Short problem
Copy all lines below exactly as written. Leave pictures out.

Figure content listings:
+---+

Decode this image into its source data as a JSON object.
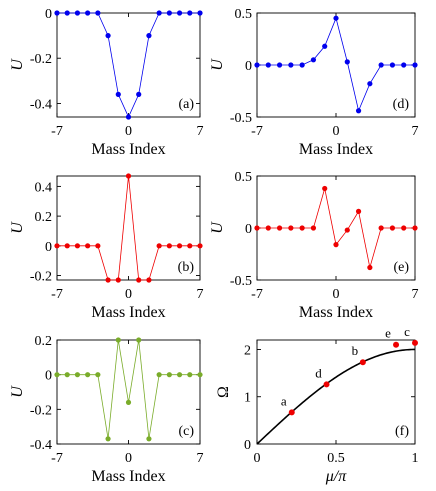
{
  "panels": [
    {
      "id": "a",
      "type": "line",
      "panel_label": "(a)",
      "ylabel": "U",
      "xlabel": "Mass Index",
      "color": "#0000ee",
      "xlim": [
        -7,
        7
      ],
      "ylim": [
        -0.46,
        0.0
      ],
      "yticks": [
        0,
        -0.2,
        -0.4
      ],
      "ytick_labels": [
        "0",
        "-0.2",
        "-0.4"
      ],
      "xticks": [
        -7,
        0,
        7
      ],
      "xtick_labels": [
        "-7",
        "0",
        "7"
      ],
      "x": [
        -7,
        -6,
        -5,
        -4,
        -3,
        -2,
        -1,
        0,
        1,
        2,
        3,
        4,
        5,
        6,
        7
      ],
      "y": [
        0,
        0,
        0,
        0,
        0,
        -0.1,
        -0.36,
        -0.46,
        -0.36,
        -0.1,
        0,
        0,
        0,
        0,
        0
      ]
    },
    {
      "id": "b",
      "type": "line",
      "panel_label": "(b)",
      "ylabel": "U",
      "xlabel": "Mass Index",
      "color": "#ee0000",
      "xlim": [
        -7,
        7
      ],
      "ylim": [
        -0.23,
        0.47
      ],
      "yticks": [
        0.4,
        0.2,
        0,
        -0.2
      ],
      "ytick_labels": [
        "0.4",
        "0.2",
        "0",
        "-0.2"
      ],
      "xticks": [
        -7,
        0,
        7
      ],
      "xtick_labels": [
        "-7",
        "0",
        "7"
      ],
      "x": [
        -7,
        -6,
        -5,
        -4,
        -3,
        -2,
        -1,
        0,
        1,
        2,
        3,
        4,
        5,
        6,
        7
      ],
      "y": [
        0,
        0,
        0,
        0,
        0,
        -0.23,
        -0.23,
        0.47,
        -0.23,
        -0.23,
        0,
        0,
        0,
        0,
        0
      ]
    },
    {
      "id": "c",
      "type": "line",
      "panel_label": "(c)",
      "ylabel": "U",
      "xlabel": "Mass Index",
      "color": "#7aac2a",
      "xlim": [
        -7,
        7
      ],
      "ylim": [
        -0.4,
        0.2
      ],
      "yticks": [
        0.2,
        0,
        -0.2,
        -0.4
      ],
      "ytick_labels": [
        "0.2",
        "0",
        "-0.2",
        "-0.4"
      ],
      "xticks": [
        -7,
        0,
        7
      ],
      "xtick_labels": [
        "-7",
        "0",
        "7"
      ],
      "x": [
        -7,
        -6,
        -5,
        -4,
        -3,
        -2,
        -1,
        0,
        1,
        2,
        3,
        4,
        5,
        6,
        7
      ],
      "y": [
        0,
        0,
        0,
        0,
        0,
        -0.37,
        0.2,
        -0.16,
        0.2,
        -0.37,
        0,
        0,
        0,
        0,
        0
      ]
    },
    {
      "id": "d",
      "type": "line",
      "panel_label": "(d)",
      "ylabel": "U",
      "xlabel": "Mass Index",
      "color": "#0000ee",
      "xlim": [
        -7,
        7
      ],
      "ylim": [
        -0.5,
        0.5
      ],
      "yticks": [
        0.5,
        0,
        -0.5
      ],
      "ytick_labels": [
        "0.5",
        "0",
        "-0.5"
      ],
      "xticks": [
        -7,
        0,
        7
      ],
      "xtick_labels": [
        "-7",
        "0",
        "7"
      ],
      "x": [
        -7,
        -6,
        -5,
        -4,
        -3,
        -2,
        -1,
        0,
        1,
        2,
        3,
        4,
        5,
        6,
        7
      ],
      "y": [
        0,
        0,
        0,
        0,
        0,
        0.05,
        0.18,
        0.45,
        0.03,
        -0.44,
        -0.18,
        0,
        0,
        0,
        0
      ]
    },
    {
      "id": "e",
      "type": "line",
      "panel_label": "(e)",
      "ylabel": "U",
      "xlabel": "Mass Index",
      "color": "#ee0000",
      "xlim": [
        -7,
        7
      ],
      "ylim": [
        -0.5,
        0.5
      ],
      "yticks": [
        0.5,
        0,
        -0.5
      ],
      "ytick_labels": [
        "0.5",
        "0",
        "-0.5"
      ],
      "xticks": [
        -7,
        0,
        7
      ],
      "xtick_labels": [
        "-7",
        "0",
        "7"
      ],
      "x": [
        -7,
        -6,
        -5,
        -4,
        -3,
        -2,
        -1,
        0,
        1,
        2,
        3,
        4,
        5,
        6,
        7
      ],
      "y": [
        0,
        0,
        0,
        0,
        0,
        0,
        0.38,
        -0.16,
        -0.02,
        0.16,
        -0.38,
        0,
        0,
        0,
        0
      ]
    }
  ],
  "panel_f": {
    "id": "f",
    "type": "line",
    "panel_label": "(f)",
    "ylabel": "Ω",
    "xlabel": "μ/π",
    "xlim": [
      0,
      1
    ],
    "ylim": [
      0,
      2.2
    ],
    "xticks": [
      0,
      0.5,
      1
    ],
    "xtick_labels": [
      "0",
      "0.5",
      "1"
    ],
    "yticks": [
      0,
      1,
      2
    ],
    "ytick_labels": [
      "0",
      "1",
      "2"
    ],
    "curve": "Ω = 2 sin(μ/2)",
    "curve_color": "#000000",
    "point_color": "#ee0000",
    "points": [
      {
        "label": "a",
        "x": 0.22,
        "y": 0.67
      },
      {
        "label": "d",
        "x": 0.44,
        "y": 1.26
      },
      {
        "label": "b",
        "x": 0.67,
        "y": 1.73
      },
      {
        "label": "e",
        "x": 0.88,
        "y": 2.1
      },
      {
        "label": "c",
        "x": 1.0,
        "y": 2.14
      }
    ]
  }
}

+---+

Solution to this problem
Decode this image into its source data as a JSON object.
{
  "panels": [
    {
      "id": "a",
      "type": "line",
      "panel_label": "(a)",
      "ylabel": "U",
      "xlabel": "Mass Index",
      "color": "#0000ee",
      "xlim": [
        -7,
        7
      ],
      "ylim": [
        -0.46,
        0.0
      ],
      "yticks": [
        0,
        -0.2,
        -0.4
      ],
      "ytick_labels": [
        "0",
        "-0.2",
        "-0.4"
      ],
      "xticks": [
        -7,
        0,
        7
      ],
      "xtick_labels": [
        "-7",
        "0",
        "7"
      ],
      "x": [
        -7,
        -6,
        -5,
        -4,
        -3,
        -2,
        -1,
        0,
        1,
        2,
        3,
        4,
        5,
        6,
        7
      ],
      "y": [
        0,
        0,
        0,
        0,
        0,
        -0.1,
        -0.36,
        -0.46,
        -0.36,
        -0.1,
        0,
        0,
        0,
        0,
        0
      ]
    },
    {
      "id": "b",
      "type": "line",
      "panel_label": "(b)",
      "ylabel": "U",
      "xlabel": "Mass Index",
      "color": "#ee0000",
      "xlim": [
        -7,
        7
      ],
      "ylim": [
        -0.23,
        0.47
      ],
      "yticks": [
        0.4,
        0.2,
        0,
        -0.2
      ],
      "ytick_labels": [
        "0.4",
        "0.2",
        "0",
        "-0.2"
      ],
      "xticks": [
        -7,
        0,
        7
      ],
      "xtick_labels": [
        "-7",
        "0",
        "7"
      ],
      "x": [
        -7,
        -6,
        -5,
        -4,
        -3,
        -2,
        -1,
        0,
        1,
        2,
        3,
        4,
        5,
        6,
        7
      ],
      "y": [
        0,
        0,
        0,
        0,
        0,
        -0.23,
        -0.23,
        0.47,
        -0.23,
        -0.23,
        0,
        0,
        0,
        0,
        0
      ]
    },
    {
      "id": "c",
      "type": "line",
      "panel_label": "(c)",
      "ylabel": "U",
      "xlabel": "Mass Index",
      "color": "#7aac2a",
      "xlim": [
        -7,
        7
      ],
      "ylim": [
        -0.4,
        0.2
      ],
      "yticks": [
        0.2,
        0,
        -0.2,
        -0.4
      ],
      "ytick_labels": [
        "0.2",
        "0",
        "-0.2",
        "-0.4"
      ],
      "xticks": [
        -7,
        0,
        7
      ],
      "xtick_labels": [
        "-7",
        "0",
        "7"
      ],
      "x": [
        -7,
        -6,
        -5,
        -4,
        -3,
        -2,
        -1,
        0,
        1,
        2,
        3,
        4,
        5,
        6,
        7
      ],
      "y": [
        0,
        0,
        0,
        0,
        0,
        -0.37,
        0.2,
        -0.16,
        0.2,
        -0.37,
        0,
        0,
        0,
        0,
        0
      ]
    },
    {
      "id": "d",
      "type": "line",
      "panel_label": "(d)",
      "ylabel": "U",
      "xlabel": "Mass Index",
      "color": "#0000ee",
      "xlim": [
        -7,
        7
      ],
      "ylim": [
        -0.5,
        0.5
      ],
      "yticks": [
        0.5,
        0,
        -0.5
      ],
      "ytick_labels": [
        "0.5",
        "0",
        "-0.5"
      ],
      "xticks": [
        -7,
        0,
        7
      ],
      "xtick_labels": [
        "-7",
        "0",
        "7"
      ],
      "x": [
        -7,
        -6,
        -5,
        -4,
        -3,
        -2,
        -1,
        0,
        1,
        2,
        3,
        4,
        5,
        6,
        7
      ],
      "y": [
        0,
        0,
        0,
        0,
        0,
        0.05,
        0.18,
        0.45,
        0.03,
        -0.44,
        -0.18,
        0,
        0,
        0,
        0
      ]
    },
    {
      "id": "e",
      "type": "line",
      "panel_label": "(e)",
      "ylabel": "U",
      "xlabel": "Mass Index",
      "color": "#ee0000",
      "xlim": [
        -7,
        7
      ],
      "ylim": [
        -0.5,
        0.5
      ],
      "yticks": [
        0.5,
        0,
        -0.5
      ],
      "ytick_labels": [
        "0.5",
        "0",
        "-0.5"
      ],
      "xticks": [
        -7,
        0,
        7
      ],
      "xtick_labels": [
        "-7",
        "0",
        "7"
      ],
      "x": [
        -7,
        -6,
        -5,
        -4,
        -3,
        -2,
        -1,
        0,
        1,
        2,
        3,
        4,
        5,
        6,
        7
      ],
      "y": [
        0,
        0,
        0,
        0,
        0,
        0,
        0.38,
        -0.16,
        -0.02,
        0.16,
        -0.38,
        0,
        0,
        0,
        0
      ]
    }
  ],
  "panel_f": {
    "id": "f",
    "type": "line",
    "panel_label": "(f)",
    "ylabel": "Ω",
    "xlabel": "μ/π",
    "xlim": [
      0,
      1
    ],
    "ylim": [
      0,
      2.2
    ],
    "xticks": [
      0,
      0.5,
      1
    ],
    "xtick_labels": [
      "0",
      "0.5",
      "1"
    ],
    "yticks": [
      0,
      1,
      2
    ],
    "ytick_labels": [
      "0",
      "1",
      "2"
    ],
    "curve": "Ω = 2 sin(μ/2)",
    "curve_color": "#000000",
    "point_color": "#ee0000",
    "points": [
      {
        "label": "a",
        "x": 0.22,
        "y": 0.67
      },
      {
        "label": "d",
        "x": 0.44,
        "y": 1.26
      },
      {
        "label": "b",
        "x": 0.67,
        "y": 1.73
      },
      {
        "label": "e",
        "x": 0.88,
        "y": 2.1
      },
      {
        "label": "c",
        "x": 1.0,
        "y": 2.14
      }
    ]
  }
}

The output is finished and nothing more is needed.